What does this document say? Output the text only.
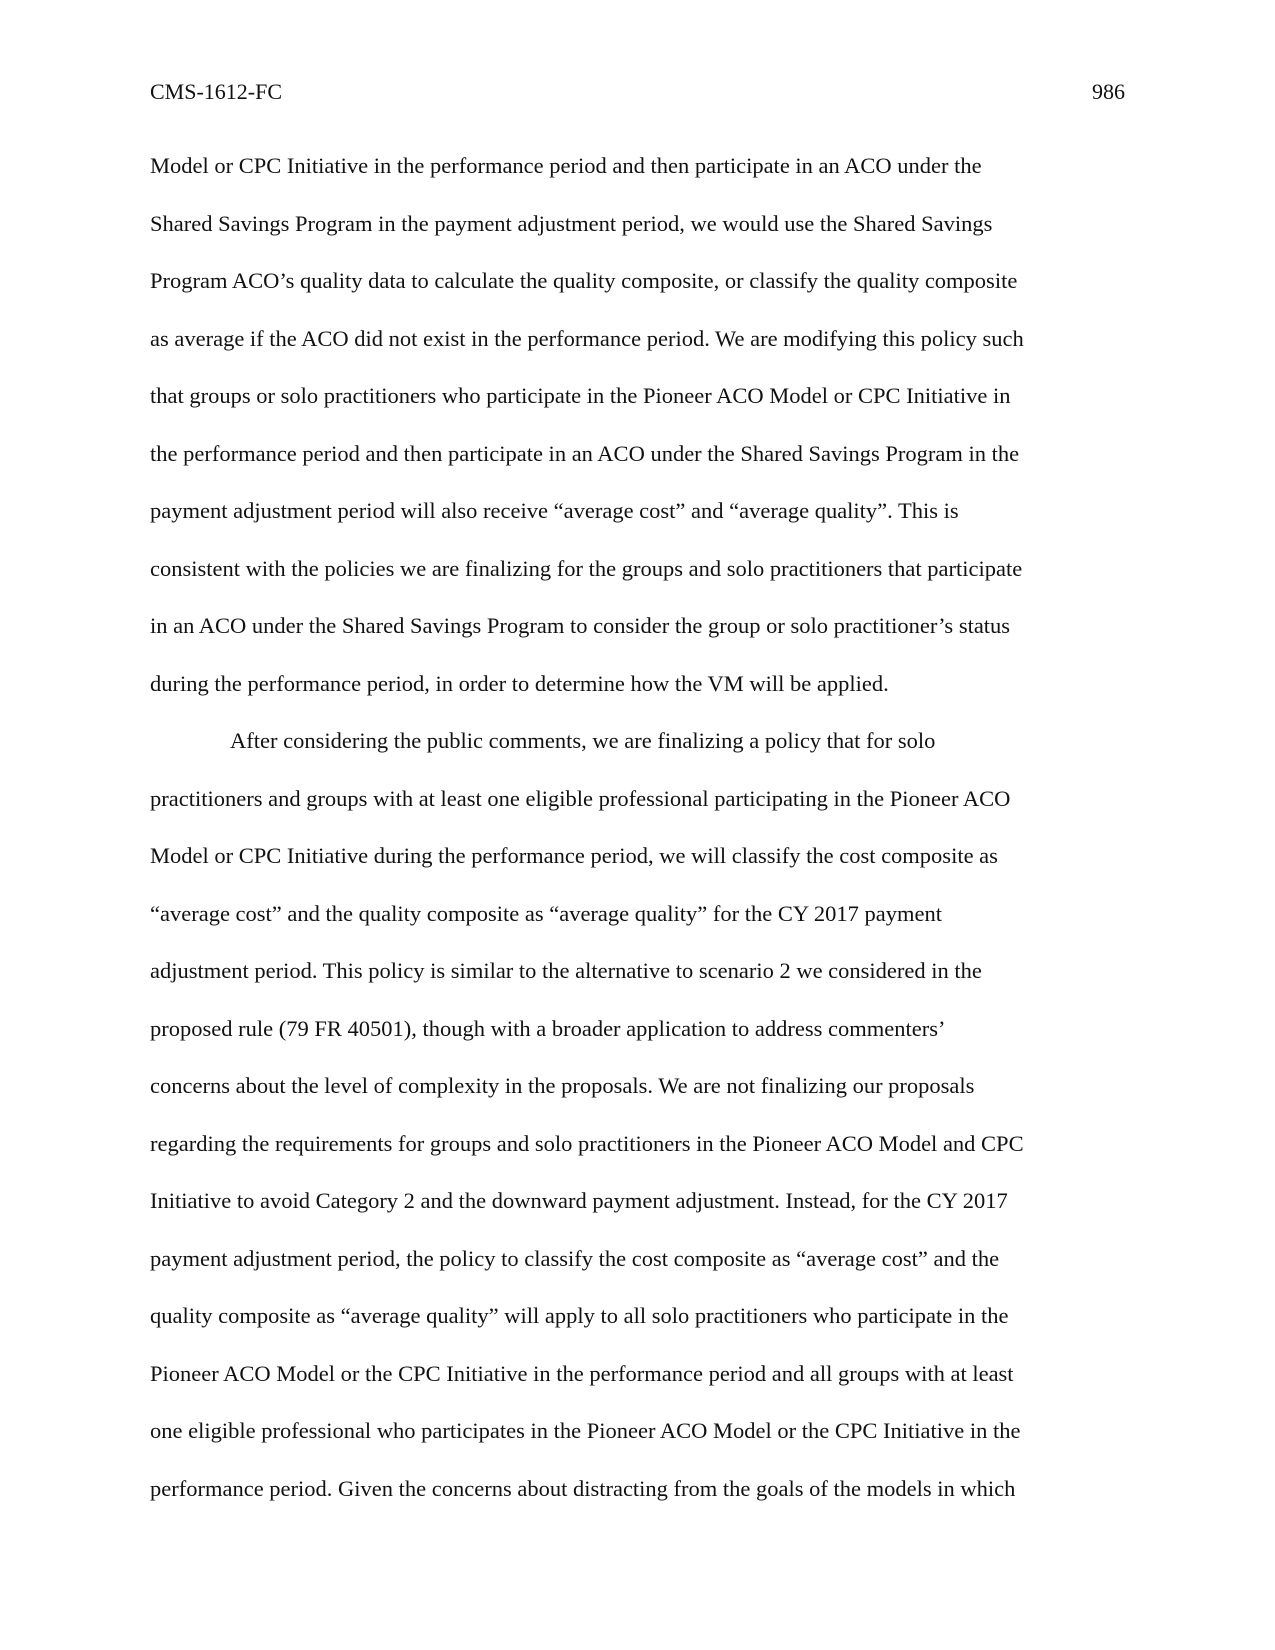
CMS-1612-FC	986
Model or CPC Initiative in the performance period and then participate in an ACO under the
Shared Savings Program in the payment adjustment period, we would use the Shared Savings
Program ACO’s quality data to calculate the quality composite, or classify the quality composite
as average if the ACO did not exist in the performance period. We are modifying this policy such
that groups or solo practitioners who participate in the Pioneer ACO Model or CPC Initiative in
the performance period and then participate in an ACO under the Shared Savings Program in the
payment adjustment period will also receive “average cost” and “average quality”. This is
consistent with the policies we are finalizing for the groups and solo practitioners that participate
in an ACO under the Shared Savings Program to consider the group or solo practitioner’s status
during the performance period, in order to determine how the VM will be applied.
After considering the public comments, we are finalizing a policy that for solo
practitioners and groups with at least one eligible professional participating in the Pioneer ACO
Model or CPC Initiative during the performance period, we will classify the cost composite as
“average cost” and the quality composite as “average quality” for the CY 2017 payment
adjustment period. This policy is similar to the alternative to scenario 2 we considered in the
proposed rule (79 FR 40501), though with a broader application to address commenters’
concerns about the level of complexity in the proposals. We are not finalizing our proposals
regarding the requirements for groups and solo practitioners in the Pioneer ACO Model and CPC
Initiative to avoid Category 2 and the downward payment adjustment. Instead, for the CY 2017
payment adjustment period, the policy to classify the cost composite as “average cost” and the
quality composite as “average quality” will apply to all solo practitioners who participate in the
Pioneer ACO Model or the CPC Initiative in the performance period and all groups with at least
one eligible professional who participates in the Pioneer ACO Model or the CPC Initiative in the
performance period. Given the concerns about distracting from the goals of the models in which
────────────────
> REQUIREMENTS
Each record must be quoted in full and exactly. Do not include the pictures.

> COMPLETE OUTPUT
What does this document say? Output the text only.
CMS-1612-FC	986
Model or CPC Initiative in the performance period and then participate in an ACO under the
Shared Savings Program in the payment adjustment period, we would use the Shared Savings
Program ACO’s quality data to calculate the quality composite, or classify the quality composite
as average if the ACO did not exist in the performance period. We are modifying this policy such
that groups or solo practitioners who participate in the Pioneer ACO Model or CPC Initiative in
the performance period and then participate in an ACO under the Shared Savings Program in the
payment adjustment period will also receive “average cost” and “average quality”. This is
consistent with the policies we are finalizing for the groups and solo practitioners that participate
in an ACO under the Shared Savings Program to consider the group or solo practitioner’s status
during the performance period, in order to determine how the VM will be applied.
After considering the public comments, we are finalizing a policy that for solo
practitioners and groups with at least one eligible professional participating in the Pioneer ACO
Model or CPC Initiative during the performance period, we will classify the cost composite as
“average cost” and the quality composite as “average quality” for the CY 2017 payment
adjustment period. This policy is similar to the alternative to scenario 2 we considered in the
proposed rule (79 FR 40501), though with a broader application to address commenters’
concerns about the level of complexity in the proposals. We are not finalizing our proposals
regarding the requirements for groups and solo practitioners in the Pioneer ACO Model and CPC
Initiative to avoid Category 2 and the downward payment adjustment. Instead, for the CY 2017
payment adjustment period, the policy to classify the cost composite as “average cost” and the
quality composite as “average quality” will apply to all solo practitioners who participate in the
Pioneer ACO Model or the CPC Initiative in the performance period and all groups with at least
one eligible professional who participates in the Pioneer ACO Model or the CPC Initiative in the
performance period. Given the concerns about distracting from the goals of the models in which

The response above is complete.